(What you have to do):
Search the entries below. Return every line that has "Department" in it.

(Items from a dataset)
******

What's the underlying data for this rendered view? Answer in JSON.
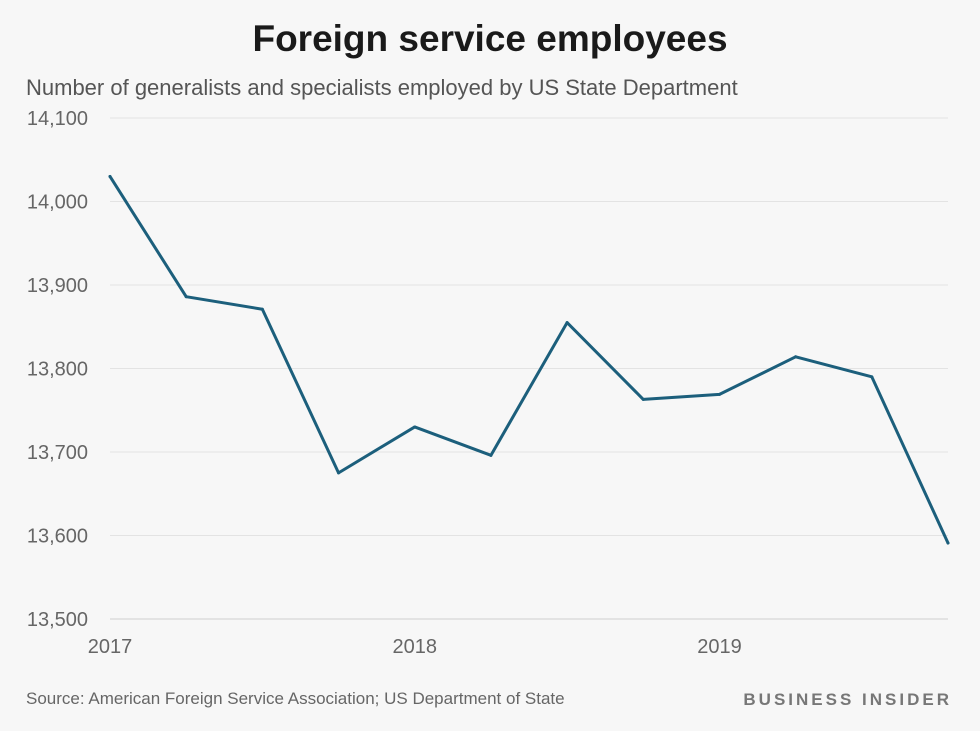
{
  "chart_data": {
    "type": "line",
    "title": "Foreign service employees",
    "subtitle": "Number of generalists and specialists employed by US State Department",
    "xlabel": "",
    "ylabel": "",
    "xlim": [
      2017,
      2019.75
    ],
    "ylim": [
      13500,
      14100
    ],
    "y_ticks": [
      13500,
      13600,
      13700,
      13800,
      13900,
      14000,
      14100
    ],
    "y_tick_labels": [
      "13,500",
      "13,600",
      "13,700",
      "13,800",
      "13,900",
      "14,000",
      "14,100"
    ],
    "x_ticks": [
      2017,
      2018,
      2019
    ],
    "x_tick_labels": [
      "2017",
      "2018",
      "2019"
    ],
    "grid": true,
    "series": [
      {
        "name": "Foreign service employees",
        "color": "#1c5f7c",
        "x": [
          2017,
          2017.25,
          2017.5,
          2017.75,
          2018,
          2018.25,
          2018.5,
          2018.75,
          2019,
          2019.25,
          2019.5,
          2019.75
        ],
        "values": [
          14030,
          13886,
          13871,
          13675,
          13730,
          13696,
          13855,
          13763,
          13769,
          13814,
          13790,
          13591
        ]
      }
    ]
  },
  "footer": {
    "source": "Source: American Foreign Service Association; US Department of State",
    "brand": "BUSINESS INSIDER"
  }
}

******

(Complete answer):
    "subtitle": "Number of generalists and specialists employed by US State Department",
    "source": "Source: American Foreign Service Association; US Department of State",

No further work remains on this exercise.